Directions for this task:
Each line that contains the word "JSON" counts once; give the total for the records below and nothing else.

────────────────────────────────────────

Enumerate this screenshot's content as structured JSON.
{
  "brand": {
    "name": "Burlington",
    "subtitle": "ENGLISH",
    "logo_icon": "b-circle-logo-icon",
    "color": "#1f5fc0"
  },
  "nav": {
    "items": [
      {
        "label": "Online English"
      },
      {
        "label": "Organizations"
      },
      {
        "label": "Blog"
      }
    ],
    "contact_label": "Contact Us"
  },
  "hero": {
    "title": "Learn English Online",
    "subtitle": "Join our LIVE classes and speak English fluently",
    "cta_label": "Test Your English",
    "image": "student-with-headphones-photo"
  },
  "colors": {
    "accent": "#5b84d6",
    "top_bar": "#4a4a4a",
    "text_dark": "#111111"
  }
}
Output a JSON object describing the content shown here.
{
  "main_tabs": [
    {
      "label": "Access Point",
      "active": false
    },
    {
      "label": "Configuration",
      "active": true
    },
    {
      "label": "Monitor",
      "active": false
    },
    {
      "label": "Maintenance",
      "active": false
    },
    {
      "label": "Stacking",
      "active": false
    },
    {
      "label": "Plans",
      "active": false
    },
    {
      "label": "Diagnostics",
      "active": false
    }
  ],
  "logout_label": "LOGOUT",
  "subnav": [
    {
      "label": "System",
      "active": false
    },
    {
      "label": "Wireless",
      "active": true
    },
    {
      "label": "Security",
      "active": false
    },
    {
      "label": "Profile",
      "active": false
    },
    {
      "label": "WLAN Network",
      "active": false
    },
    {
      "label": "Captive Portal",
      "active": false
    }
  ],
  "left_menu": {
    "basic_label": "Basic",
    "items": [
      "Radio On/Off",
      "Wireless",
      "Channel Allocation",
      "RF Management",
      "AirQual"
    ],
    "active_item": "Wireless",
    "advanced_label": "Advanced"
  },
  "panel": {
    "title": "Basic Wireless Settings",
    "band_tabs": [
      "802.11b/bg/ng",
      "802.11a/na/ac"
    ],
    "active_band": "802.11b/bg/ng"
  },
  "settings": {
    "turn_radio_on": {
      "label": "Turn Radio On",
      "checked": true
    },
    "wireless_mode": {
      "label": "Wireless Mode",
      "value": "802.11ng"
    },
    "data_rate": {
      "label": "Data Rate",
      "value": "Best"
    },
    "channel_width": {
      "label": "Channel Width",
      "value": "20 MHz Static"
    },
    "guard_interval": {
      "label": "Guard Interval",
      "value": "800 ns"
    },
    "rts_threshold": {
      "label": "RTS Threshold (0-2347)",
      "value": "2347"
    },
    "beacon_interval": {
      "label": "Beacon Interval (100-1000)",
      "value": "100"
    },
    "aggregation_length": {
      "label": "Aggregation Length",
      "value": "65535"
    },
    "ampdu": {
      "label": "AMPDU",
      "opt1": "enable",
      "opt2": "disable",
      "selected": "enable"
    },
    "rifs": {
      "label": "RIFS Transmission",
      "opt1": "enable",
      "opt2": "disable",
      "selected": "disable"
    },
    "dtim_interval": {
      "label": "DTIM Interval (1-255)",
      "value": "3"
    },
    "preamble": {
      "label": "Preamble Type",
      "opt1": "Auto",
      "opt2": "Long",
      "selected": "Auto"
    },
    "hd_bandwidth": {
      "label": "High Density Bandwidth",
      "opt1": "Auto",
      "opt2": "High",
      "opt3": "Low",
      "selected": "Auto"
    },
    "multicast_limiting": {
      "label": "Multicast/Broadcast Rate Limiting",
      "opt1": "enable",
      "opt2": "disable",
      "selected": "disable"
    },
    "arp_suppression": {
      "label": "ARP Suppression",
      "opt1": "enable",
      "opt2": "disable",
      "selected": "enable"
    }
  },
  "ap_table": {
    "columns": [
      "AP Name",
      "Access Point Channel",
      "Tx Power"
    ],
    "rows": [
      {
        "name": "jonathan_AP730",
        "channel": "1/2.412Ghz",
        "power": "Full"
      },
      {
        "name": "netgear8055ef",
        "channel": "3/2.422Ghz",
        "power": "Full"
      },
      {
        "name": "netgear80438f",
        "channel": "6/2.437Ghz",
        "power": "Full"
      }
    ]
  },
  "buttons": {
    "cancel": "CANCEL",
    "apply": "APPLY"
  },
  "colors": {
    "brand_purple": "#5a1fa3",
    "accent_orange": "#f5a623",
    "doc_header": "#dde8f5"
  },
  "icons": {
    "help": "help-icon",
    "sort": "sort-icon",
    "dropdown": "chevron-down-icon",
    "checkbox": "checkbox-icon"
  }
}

────────────────────────────────────────

Answer:
2